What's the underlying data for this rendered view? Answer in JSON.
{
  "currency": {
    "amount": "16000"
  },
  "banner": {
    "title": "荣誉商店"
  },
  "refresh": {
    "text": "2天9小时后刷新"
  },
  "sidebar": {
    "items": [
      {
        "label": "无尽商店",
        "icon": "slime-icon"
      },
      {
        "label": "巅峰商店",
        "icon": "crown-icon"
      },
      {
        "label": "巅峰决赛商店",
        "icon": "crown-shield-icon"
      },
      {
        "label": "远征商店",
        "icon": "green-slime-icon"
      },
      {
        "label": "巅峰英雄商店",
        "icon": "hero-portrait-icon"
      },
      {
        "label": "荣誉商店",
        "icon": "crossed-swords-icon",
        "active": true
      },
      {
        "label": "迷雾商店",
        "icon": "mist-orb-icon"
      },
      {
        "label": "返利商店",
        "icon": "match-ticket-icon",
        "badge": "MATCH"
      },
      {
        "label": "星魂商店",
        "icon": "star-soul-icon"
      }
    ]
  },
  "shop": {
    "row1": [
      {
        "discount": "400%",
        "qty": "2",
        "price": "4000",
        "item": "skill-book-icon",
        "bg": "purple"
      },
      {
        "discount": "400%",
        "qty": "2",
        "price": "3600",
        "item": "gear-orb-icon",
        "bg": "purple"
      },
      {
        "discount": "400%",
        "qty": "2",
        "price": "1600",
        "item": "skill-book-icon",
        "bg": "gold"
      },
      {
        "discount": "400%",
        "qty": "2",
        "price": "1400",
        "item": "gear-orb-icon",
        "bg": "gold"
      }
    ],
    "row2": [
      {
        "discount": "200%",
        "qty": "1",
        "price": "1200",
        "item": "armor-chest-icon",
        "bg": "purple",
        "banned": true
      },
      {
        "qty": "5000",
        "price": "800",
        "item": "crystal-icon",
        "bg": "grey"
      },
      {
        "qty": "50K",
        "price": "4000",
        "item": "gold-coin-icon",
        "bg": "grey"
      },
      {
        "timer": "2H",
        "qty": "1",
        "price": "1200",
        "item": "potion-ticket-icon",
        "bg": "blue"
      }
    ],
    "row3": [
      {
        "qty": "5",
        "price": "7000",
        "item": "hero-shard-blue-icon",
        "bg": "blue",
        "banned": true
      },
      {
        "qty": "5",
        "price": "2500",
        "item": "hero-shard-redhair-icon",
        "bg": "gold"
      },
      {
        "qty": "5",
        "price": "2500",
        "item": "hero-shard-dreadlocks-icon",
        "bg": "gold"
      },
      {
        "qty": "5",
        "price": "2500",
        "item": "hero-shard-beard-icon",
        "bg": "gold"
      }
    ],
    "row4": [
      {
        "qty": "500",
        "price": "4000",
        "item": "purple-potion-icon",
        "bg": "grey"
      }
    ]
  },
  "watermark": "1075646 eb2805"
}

------------------------------------------------------------

■ Problem requirements: The records above should be duplicated in full, exactly as given.

■ Solution:
What's the underlying data for this rendered view? Answer in JSON.
{
  "currency": {
    "amount": "16000"
  },
  "banner": {
    "title": "荣誉商店"
  },
  "refresh": {
    "text": "2天9小时后刷新"
  },
  "sidebar": {
    "items": [
      {
        "label": "无尽商店",
        "icon": "slime-icon"
      },
      {
        "label": "巅峰商店",
        "icon": "crown-icon"
      },
      {
        "label": "巅峰决赛商店",
        "icon": "crown-shield-icon"
      },
      {
        "label": "远征商店",
        "icon": "green-slime-icon"
      },
      {
        "label": "巅峰英雄商店",
        "icon": "hero-portrait-icon"
      },
      {
        "label": "荣誉商店",
        "icon": "crossed-swords-icon",
        "active": true
      },
      {
        "label": "迷雾商店",
        "icon": "mist-orb-icon"
      },
      {
        "label": "返利商店",
        "icon": "match-ticket-icon",
        "badge": "MATCH"
      },
      {
        "label": "星魂商店",
        "icon": "star-soul-icon"
      }
    ]
  },
  "shop": {
    "row1": [
      {
        "discount": "400%",
        "qty": "2",
        "price": "4000",
        "item": "skill-book-icon",
        "bg": "purple"
      },
      {
        "discount": "400%",
        "qty": "2",
        "price": "3600",
        "item": "gear-orb-icon",
        "bg": "purple"
      },
      {
        "discount": "400%",
        "qty": "2",
        "price": "1600",
        "item": "skill-book-icon",
        "bg": "gold"
      },
      {
        "discount": "400%",
        "qty": "2",
        "price": "1400",
        "item": "gear-orb-icon",
        "bg": "gold"
      }
    ],
    "row2": [
      {
        "discount": "200%",
        "qty": "1",
        "price": "1200",
        "item": "armor-chest-icon",
        "bg": "purple",
        "banned": true
      },
      {
        "qty": "5000",
        "price": "800",
        "item": "crystal-icon",
        "bg": "grey"
      },
      {
        "qty": "50K",
        "price": "4000",
        "item": "gold-coin-icon",
        "bg": "grey"
      },
      {
        "timer": "2H",
        "qty": "1",
        "price": "1200",
        "item": "potion-ticket-icon",
        "bg": "blue"
      }
    ],
    "row3": [
      {
        "qty": "5",
        "price": "7000",
        "item": "hero-shard-blue-icon",
        "bg": "blue",
        "banned": true
      },
      {
        "qty": "5",
        "price": "2500",
        "item": "hero-shard-redhair-icon",
        "bg": "gold"
      },
      {
        "qty": "5",
        "price": "2500",
        "item": "hero-shard-dreadlocks-icon",
        "bg": "gold"
      },
      {
        "qty": "5",
        "price": "2500",
        "item": "hero-shard-beard-icon",
        "bg": "gold"
      }
    ],
    "row4": [
      {
        "qty": "500",
        "price": "4000",
        "item": "purple-potion-icon",
        "bg": "grey"
      }
    ]
  },
  "watermark": "1075646 eb2805"
}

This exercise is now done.